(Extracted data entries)
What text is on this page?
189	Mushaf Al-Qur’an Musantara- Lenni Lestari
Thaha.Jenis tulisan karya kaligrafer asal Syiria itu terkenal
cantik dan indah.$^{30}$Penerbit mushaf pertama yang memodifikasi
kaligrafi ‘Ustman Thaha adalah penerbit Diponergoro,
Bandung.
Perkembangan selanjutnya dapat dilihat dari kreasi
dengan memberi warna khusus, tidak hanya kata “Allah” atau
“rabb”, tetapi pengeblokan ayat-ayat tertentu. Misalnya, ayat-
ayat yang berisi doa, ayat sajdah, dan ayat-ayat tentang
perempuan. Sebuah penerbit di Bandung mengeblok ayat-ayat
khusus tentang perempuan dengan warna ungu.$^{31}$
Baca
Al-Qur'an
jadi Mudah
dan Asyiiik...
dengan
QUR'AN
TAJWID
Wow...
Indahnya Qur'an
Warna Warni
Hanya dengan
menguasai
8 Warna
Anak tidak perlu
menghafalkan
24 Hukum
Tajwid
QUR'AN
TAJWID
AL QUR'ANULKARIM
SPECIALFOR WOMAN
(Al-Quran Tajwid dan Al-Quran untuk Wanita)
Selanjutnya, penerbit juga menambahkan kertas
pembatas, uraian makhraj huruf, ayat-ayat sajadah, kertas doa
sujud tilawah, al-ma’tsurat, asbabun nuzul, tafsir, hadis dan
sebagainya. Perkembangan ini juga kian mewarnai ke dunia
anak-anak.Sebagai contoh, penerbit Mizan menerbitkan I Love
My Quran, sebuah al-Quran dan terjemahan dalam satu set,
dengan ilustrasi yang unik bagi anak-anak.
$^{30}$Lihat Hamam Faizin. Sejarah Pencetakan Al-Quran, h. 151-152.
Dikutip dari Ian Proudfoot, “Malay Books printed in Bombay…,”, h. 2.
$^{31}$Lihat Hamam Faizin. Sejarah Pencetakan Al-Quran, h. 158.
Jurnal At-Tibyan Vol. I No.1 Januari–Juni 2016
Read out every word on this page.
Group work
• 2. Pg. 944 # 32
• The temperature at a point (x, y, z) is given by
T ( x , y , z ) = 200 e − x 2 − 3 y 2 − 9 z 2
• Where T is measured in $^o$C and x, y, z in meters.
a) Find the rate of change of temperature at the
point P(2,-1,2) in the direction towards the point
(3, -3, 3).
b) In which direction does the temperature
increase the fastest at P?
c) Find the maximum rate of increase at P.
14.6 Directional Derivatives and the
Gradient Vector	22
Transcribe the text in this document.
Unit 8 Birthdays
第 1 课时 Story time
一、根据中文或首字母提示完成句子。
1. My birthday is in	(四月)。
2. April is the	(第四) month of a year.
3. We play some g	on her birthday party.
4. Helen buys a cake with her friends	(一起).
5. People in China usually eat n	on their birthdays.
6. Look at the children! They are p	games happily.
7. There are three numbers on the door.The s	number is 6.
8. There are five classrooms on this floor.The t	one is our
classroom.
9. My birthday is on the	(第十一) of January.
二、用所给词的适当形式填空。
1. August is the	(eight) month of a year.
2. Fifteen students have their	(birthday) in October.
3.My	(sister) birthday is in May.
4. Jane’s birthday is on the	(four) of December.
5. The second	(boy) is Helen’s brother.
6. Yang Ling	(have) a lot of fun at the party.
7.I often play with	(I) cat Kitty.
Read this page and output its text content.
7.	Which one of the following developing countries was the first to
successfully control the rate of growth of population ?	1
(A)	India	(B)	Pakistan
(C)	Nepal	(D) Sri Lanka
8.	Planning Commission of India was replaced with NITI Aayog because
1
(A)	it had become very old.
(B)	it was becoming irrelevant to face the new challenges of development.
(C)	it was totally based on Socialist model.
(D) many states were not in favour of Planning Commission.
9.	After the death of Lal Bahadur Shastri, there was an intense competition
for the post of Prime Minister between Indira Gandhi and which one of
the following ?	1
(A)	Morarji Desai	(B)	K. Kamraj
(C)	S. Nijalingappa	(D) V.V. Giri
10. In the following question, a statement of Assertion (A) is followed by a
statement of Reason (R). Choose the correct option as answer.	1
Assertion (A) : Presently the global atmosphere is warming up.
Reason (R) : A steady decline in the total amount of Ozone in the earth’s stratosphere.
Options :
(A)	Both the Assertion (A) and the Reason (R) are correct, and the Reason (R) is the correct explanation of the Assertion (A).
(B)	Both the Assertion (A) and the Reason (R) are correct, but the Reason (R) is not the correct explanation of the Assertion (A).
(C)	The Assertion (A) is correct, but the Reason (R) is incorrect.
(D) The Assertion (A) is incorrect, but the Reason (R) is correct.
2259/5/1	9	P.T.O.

TASK REQUIREMENTS>
Tally the lines holding the string "Faizin" and give only the count.

SOLVED EXERCISE>
2